▶ **Stated goal**: List each line of the data in which the string "download" appears.

-- START Provided data --

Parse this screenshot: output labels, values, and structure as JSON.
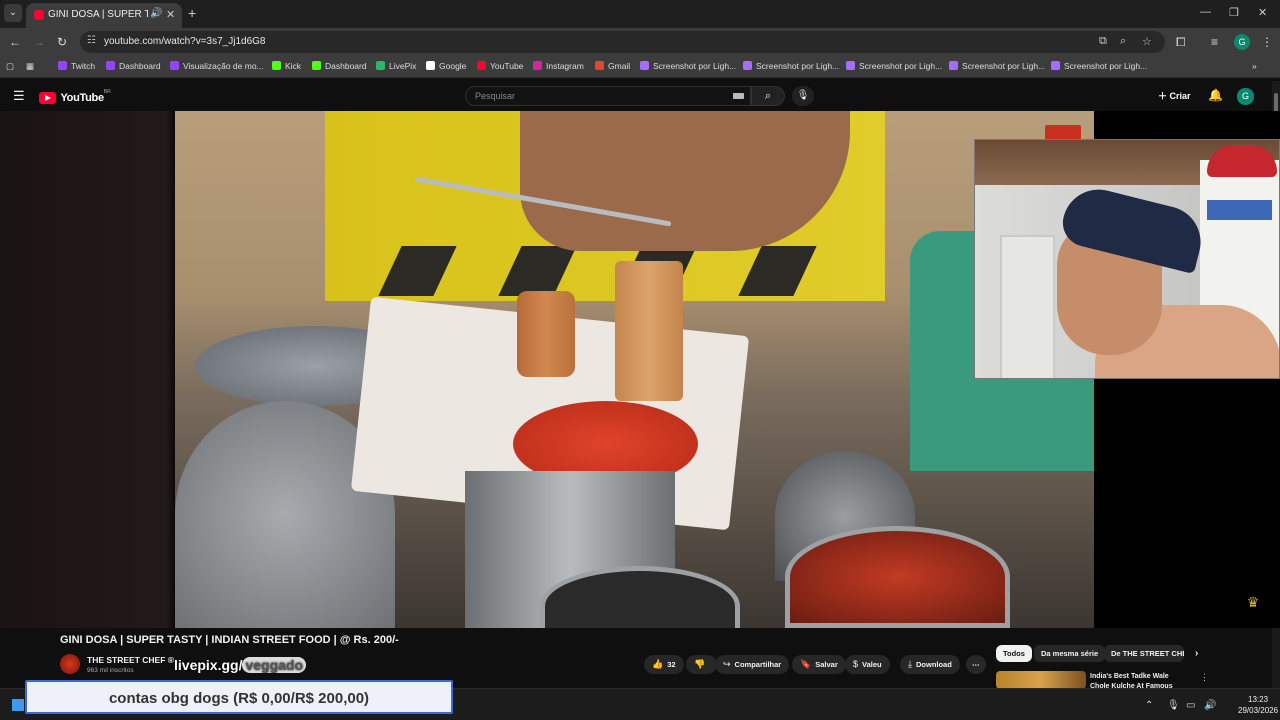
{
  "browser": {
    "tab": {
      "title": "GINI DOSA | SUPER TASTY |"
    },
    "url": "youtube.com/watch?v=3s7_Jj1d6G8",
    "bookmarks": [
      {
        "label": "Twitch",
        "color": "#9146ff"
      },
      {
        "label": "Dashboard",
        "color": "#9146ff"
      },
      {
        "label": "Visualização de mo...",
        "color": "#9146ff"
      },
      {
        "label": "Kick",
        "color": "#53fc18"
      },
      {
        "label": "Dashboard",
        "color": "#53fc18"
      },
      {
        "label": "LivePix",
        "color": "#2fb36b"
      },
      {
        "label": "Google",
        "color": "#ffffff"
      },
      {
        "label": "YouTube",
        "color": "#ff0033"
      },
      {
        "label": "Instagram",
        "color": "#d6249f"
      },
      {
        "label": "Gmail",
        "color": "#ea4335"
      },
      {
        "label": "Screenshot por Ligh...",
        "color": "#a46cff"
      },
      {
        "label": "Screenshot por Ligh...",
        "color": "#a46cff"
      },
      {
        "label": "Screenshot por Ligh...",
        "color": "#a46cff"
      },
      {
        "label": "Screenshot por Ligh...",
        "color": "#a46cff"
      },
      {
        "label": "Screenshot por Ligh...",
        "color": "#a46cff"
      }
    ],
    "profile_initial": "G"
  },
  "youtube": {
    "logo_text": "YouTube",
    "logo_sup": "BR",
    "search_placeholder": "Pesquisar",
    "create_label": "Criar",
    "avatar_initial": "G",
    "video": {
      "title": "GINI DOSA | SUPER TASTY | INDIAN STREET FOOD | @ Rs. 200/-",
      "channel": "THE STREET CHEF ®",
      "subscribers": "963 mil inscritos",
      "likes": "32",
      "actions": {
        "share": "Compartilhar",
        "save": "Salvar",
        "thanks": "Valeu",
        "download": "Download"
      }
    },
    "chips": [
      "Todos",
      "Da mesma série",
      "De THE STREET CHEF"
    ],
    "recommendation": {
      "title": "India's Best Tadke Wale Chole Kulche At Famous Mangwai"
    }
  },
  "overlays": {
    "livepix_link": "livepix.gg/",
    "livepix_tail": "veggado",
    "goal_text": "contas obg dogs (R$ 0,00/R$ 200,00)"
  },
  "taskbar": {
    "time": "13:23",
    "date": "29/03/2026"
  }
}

-- END Provided data --
-- START Provided data --

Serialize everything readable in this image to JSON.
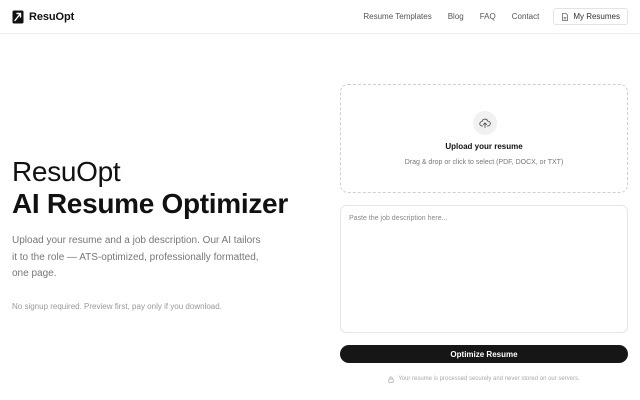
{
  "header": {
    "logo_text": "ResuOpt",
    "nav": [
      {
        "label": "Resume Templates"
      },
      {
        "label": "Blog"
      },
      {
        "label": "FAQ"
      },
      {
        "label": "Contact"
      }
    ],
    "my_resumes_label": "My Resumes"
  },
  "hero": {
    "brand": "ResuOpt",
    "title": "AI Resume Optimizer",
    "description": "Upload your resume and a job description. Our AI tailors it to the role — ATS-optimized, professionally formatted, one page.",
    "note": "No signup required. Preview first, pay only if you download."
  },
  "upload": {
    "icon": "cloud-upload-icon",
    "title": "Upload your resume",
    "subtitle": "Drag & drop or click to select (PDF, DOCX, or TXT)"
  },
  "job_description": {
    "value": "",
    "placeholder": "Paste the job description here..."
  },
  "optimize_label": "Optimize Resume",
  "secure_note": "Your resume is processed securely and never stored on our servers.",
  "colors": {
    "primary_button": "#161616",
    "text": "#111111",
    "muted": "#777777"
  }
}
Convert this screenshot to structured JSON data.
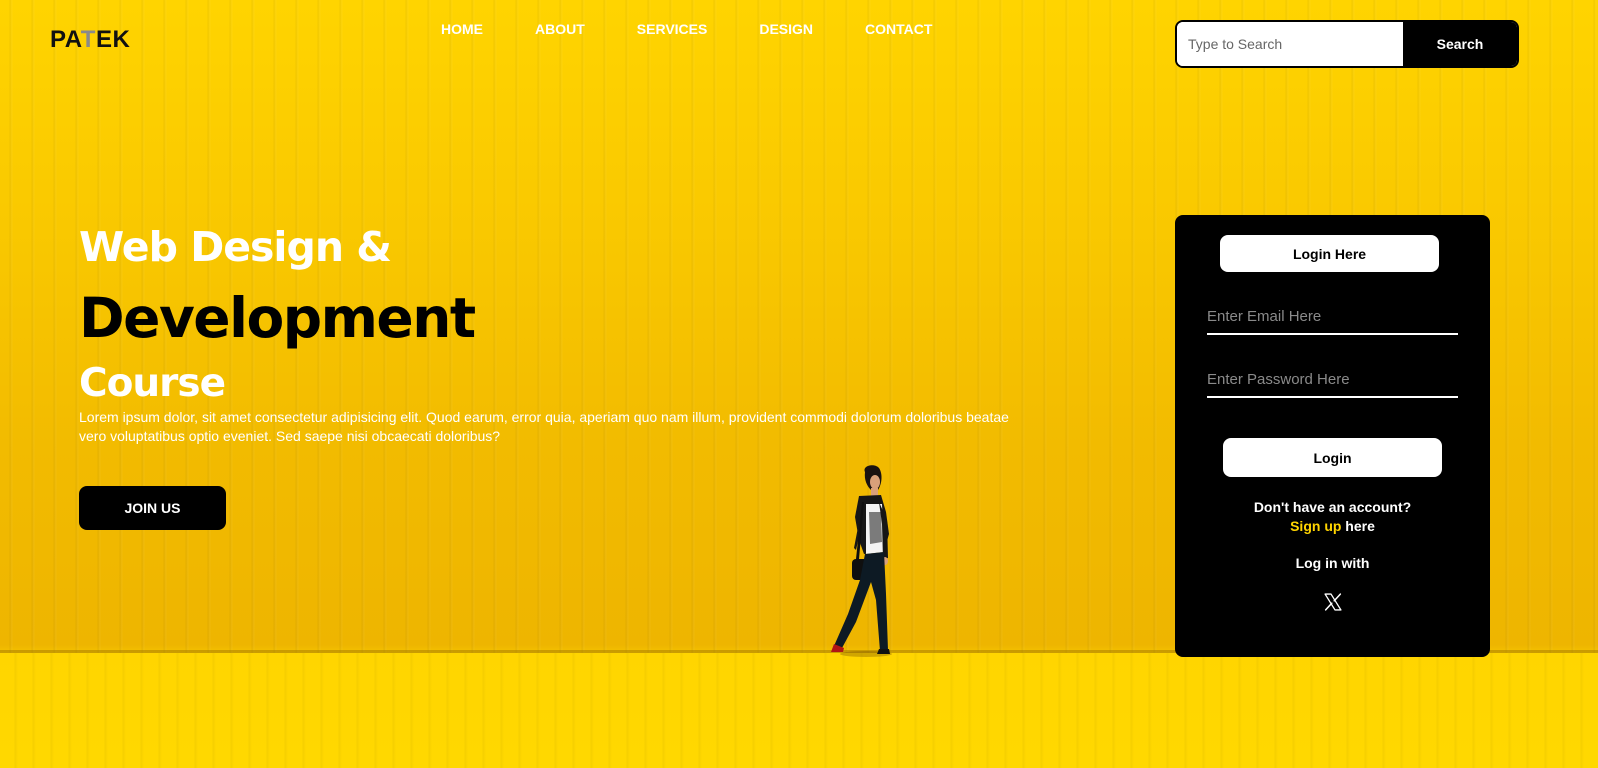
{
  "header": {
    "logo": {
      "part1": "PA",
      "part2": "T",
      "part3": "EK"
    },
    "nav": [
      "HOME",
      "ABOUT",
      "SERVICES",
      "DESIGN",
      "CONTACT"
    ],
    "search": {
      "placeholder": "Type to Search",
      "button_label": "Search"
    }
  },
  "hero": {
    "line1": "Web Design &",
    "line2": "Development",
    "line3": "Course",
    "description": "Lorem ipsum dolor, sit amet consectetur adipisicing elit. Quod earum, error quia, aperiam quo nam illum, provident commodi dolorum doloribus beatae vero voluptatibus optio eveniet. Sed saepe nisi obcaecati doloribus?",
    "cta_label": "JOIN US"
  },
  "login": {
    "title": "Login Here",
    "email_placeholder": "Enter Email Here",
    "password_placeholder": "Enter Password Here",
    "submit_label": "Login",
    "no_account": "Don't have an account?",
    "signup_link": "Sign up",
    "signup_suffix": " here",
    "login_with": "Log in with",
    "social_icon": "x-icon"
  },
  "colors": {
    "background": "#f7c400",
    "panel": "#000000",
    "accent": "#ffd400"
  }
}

-- END Provided data --
-- START Provided data --

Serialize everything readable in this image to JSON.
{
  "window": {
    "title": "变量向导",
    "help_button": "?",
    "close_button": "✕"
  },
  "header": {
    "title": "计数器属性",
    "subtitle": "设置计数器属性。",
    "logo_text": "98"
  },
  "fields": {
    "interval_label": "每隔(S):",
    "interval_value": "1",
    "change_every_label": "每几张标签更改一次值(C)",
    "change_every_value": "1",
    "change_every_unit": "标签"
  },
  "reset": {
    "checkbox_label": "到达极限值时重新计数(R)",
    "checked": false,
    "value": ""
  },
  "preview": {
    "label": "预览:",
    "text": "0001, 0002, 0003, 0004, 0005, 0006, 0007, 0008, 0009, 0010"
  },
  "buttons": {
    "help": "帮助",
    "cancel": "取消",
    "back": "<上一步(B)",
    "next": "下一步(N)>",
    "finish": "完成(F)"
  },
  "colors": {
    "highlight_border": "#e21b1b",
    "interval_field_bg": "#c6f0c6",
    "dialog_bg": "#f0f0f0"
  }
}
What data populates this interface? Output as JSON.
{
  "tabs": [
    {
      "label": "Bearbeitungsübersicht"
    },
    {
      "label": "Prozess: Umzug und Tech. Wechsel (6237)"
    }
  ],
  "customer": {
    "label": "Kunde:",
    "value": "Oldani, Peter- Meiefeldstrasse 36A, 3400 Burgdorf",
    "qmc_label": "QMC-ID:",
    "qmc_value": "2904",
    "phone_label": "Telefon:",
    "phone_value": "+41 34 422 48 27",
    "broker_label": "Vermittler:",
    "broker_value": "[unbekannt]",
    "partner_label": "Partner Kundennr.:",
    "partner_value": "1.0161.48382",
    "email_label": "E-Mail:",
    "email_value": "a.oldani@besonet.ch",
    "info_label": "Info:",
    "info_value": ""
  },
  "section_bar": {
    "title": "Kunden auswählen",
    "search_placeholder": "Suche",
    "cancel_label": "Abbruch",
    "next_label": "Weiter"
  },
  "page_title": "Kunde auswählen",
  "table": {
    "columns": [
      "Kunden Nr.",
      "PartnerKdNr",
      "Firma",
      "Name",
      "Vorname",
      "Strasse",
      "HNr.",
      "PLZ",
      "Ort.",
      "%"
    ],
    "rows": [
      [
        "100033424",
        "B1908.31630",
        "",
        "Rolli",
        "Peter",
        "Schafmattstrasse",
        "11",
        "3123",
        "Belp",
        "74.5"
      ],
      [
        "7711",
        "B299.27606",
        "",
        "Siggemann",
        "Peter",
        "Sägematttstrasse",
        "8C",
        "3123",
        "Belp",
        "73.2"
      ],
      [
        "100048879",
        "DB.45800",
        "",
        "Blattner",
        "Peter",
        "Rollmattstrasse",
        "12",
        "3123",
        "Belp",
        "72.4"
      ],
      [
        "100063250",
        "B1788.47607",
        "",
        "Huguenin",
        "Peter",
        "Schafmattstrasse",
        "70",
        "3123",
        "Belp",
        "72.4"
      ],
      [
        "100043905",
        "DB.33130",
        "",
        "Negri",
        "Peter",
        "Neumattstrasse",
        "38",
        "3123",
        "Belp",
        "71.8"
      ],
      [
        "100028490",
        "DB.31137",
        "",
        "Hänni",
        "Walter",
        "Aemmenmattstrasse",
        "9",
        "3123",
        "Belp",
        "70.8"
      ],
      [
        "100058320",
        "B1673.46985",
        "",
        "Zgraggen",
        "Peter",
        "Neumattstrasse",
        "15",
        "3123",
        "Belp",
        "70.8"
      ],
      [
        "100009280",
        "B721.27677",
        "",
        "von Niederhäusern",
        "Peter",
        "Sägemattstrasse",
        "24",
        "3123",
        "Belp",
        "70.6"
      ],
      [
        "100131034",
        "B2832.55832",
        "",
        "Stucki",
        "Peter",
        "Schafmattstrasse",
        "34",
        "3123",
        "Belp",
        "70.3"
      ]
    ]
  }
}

-- END Provided data --

▶ **Solution to the exercise**:
        "download": "Download"
    "note": "No signup required. Preview first, pay only if you download."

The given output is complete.